## JOB
Reproduce, character for character, the lines of the records that start with the line containing "total-equity-column-header: Total equity" and end with the line containing "currency-symbol: $ (97, 305, 109, 328)", including both of those lines.

(Element-and-box listings)
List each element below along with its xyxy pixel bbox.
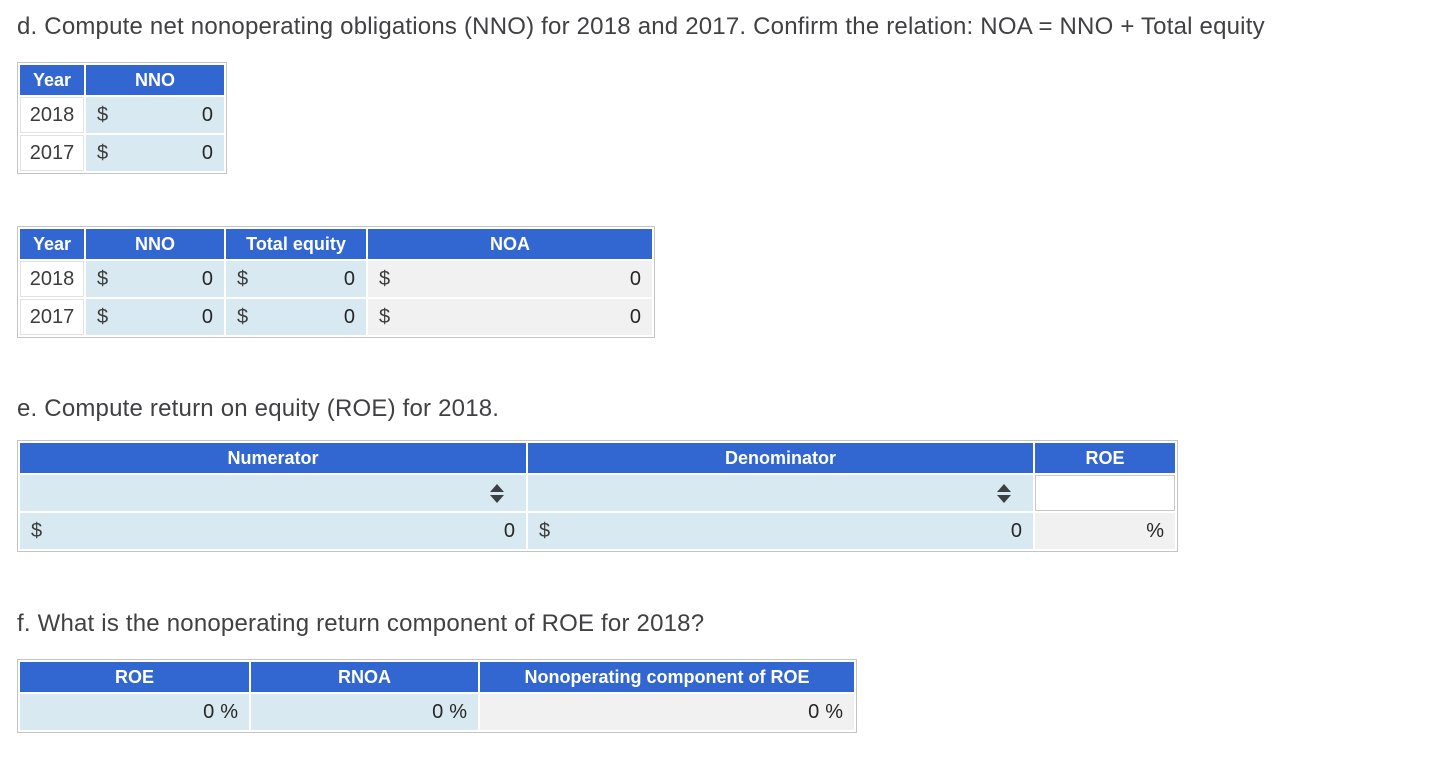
total-equity-column-header: Total equity (226, 229, 366, 259)
nno-2017-input[interactable]: $ 0 (86, 135, 224, 171)
percent-symbol: % (825, 700, 843, 723)
table-row: 0 % 0 % 0 % (20, 694, 854, 730)
currency-symbol: $ (97, 305, 109, 328)
nno-table: Year NNO 2018 $ 0 2017 $ 0 (17, 62, 227, 174)
denominator-column-header: Denominator (528, 443, 1033, 473)
currency-symbol: $ (539, 519, 551, 542)
nno-2018-input[interactable]: $ 0 (86, 97, 224, 133)
year-label-2018: 2018 (20, 97, 84, 133)
currency-symbol: $ (379, 267, 391, 290)
roe-column-header: ROE (20, 662, 249, 692)
noa-2018-computed-value: $ 0 (368, 261, 652, 297)
roe-column-header: ROE (1035, 443, 1175, 473)
question-d-title: d. Compute net nonoperating obligations … (17, 13, 1265, 40)
cell-value: 0 (629, 305, 641, 328)
cell-value: 0 (629, 267, 641, 290)
denominator-value-input[interactable]: $ 0 (528, 513, 1033, 549)
cell-value: 0 (201, 103, 213, 126)
table-row: $ 0 $ 0 % (20, 513, 1175, 549)
table-row: 2018 $ 0 $ 0 $ 0 (20, 261, 652, 297)
year-column-header: Year (20, 65, 84, 95)
question-page: d. Compute net nonoperating obligations … (17, 13, 1265, 733)
currency-symbol: $ (379, 305, 391, 328)
currency-symbol: $ (97, 267, 109, 290)
table-row: 2018 $ 0 (20, 97, 224, 133)
roe-value-cell[interactable]: 0 % (20, 694, 249, 730)
year-label-2017: 2017 (20, 299, 84, 335)
nno-table-header-row: Year NNO (20, 65, 224, 95)
percent-symbol: % (449, 700, 467, 723)
total-equity-2018-input[interactable]: $ 0 (226, 261, 366, 297)
nonoperating-component-column-header: Nonoperating component of ROE (480, 662, 854, 692)
nno-column-header: NNO (86, 65, 224, 95)
relation-table-header-row: Year NNO Total equity NOA (20, 229, 652, 259)
numerator-select[interactable] (20, 475, 526, 511)
cell-value: 0 (203, 700, 215, 723)
cell-value: 0 (808, 700, 820, 723)
total-equity-2017-input[interactable]: $ 0 (226, 299, 366, 335)
percent-symbol: % (220, 700, 238, 723)
component-table-header-row: ROE RNOA Nonoperating component of ROE (20, 662, 854, 692)
noa-column-header: NOA (368, 229, 652, 259)
nno-column-header: NNO (86, 229, 224, 259)
rnoa-column-header: RNOA (251, 662, 478, 692)
denominator-select[interactable] (528, 475, 1033, 511)
nno-2018-input[interactable]: $ 0 (86, 261, 224, 297)
cell-value: 0 (1010, 519, 1022, 542)
year-column-header: Year (20, 229, 84, 259)
numerator-column-header: Numerator (20, 443, 526, 473)
currency-symbol: $ (31, 519, 43, 542)
roe-computation-table: Numerator Denominator ROE (17, 440, 1178, 552)
currency-symbol: $ (97, 141, 109, 164)
cell-value: 0 (201, 305, 213, 328)
year-label-2017: 2017 (20, 135, 84, 171)
dropdown-arrows-icon (997, 483, 1011, 503)
cell-value: 0 (343, 267, 355, 290)
roe-table-header-row: Numerator Denominator ROE (20, 443, 1175, 473)
noa-2017-computed-value: $ 0 (368, 299, 652, 335)
cell-value: 0 (432, 700, 444, 723)
year-label-2018: 2018 (20, 261, 84, 297)
table-row: 2017 $ 0 (20, 135, 224, 171)
percent-symbol: % (1146, 519, 1164, 542)
noa-relation-table: Year NNO Total equity NOA 2018 $ 0 $ (17, 226, 655, 338)
numerator-value-input[interactable]: $ 0 (20, 513, 526, 549)
currency-symbol: $ (237, 267, 249, 290)
nno-2017-input[interactable]: $ 0 (86, 299, 224, 335)
table-row: 2017 $ 0 $ 0 $ 0 (20, 299, 652, 335)
nonoperating-roe-table: ROE RNOA Nonoperating component of ROE 0… (17, 659, 857, 733)
cell-value: 0 (201, 141, 213, 164)
cell-value: 0 (343, 305, 355, 328)
roe-input[interactable] (1035, 475, 1175, 511)
cell-value: 0 (503, 519, 515, 542)
nonoperating-roe-value-cell: 0 % (480, 694, 854, 730)
question-e-title: e. Compute return on equity (ROE) for 20… (17, 395, 500, 422)
currency-symbol: $ (97, 103, 109, 126)
cell-value: 0 (201, 267, 213, 290)
table-row (20, 475, 1175, 511)
rnoa-value-cell[interactable]: 0 % (251, 694, 478, 730)
currency-symbol: $ (237, 305, 249, 328)
roe-percent-cell: % (1035, 513, 1175, 549)
question-f-title: f. What is the nonoperating return compo… (17, 610, 705, 637)
dropdown-arrows-icon (490, 483, 504, 503)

## PROBLEM SOLUTION
total-equity-column-header: Total equity (226, 229, 366, 259)
nno-2017-input[interactable]: $ 0 (86, 135, 224, 171)
percent-symbol: % (825, 700, 843, 723)
table-row: 0 % 0 % 0 % (20, 694, 854, 730)
currency-symbol: $ (97, 305, 109, 328)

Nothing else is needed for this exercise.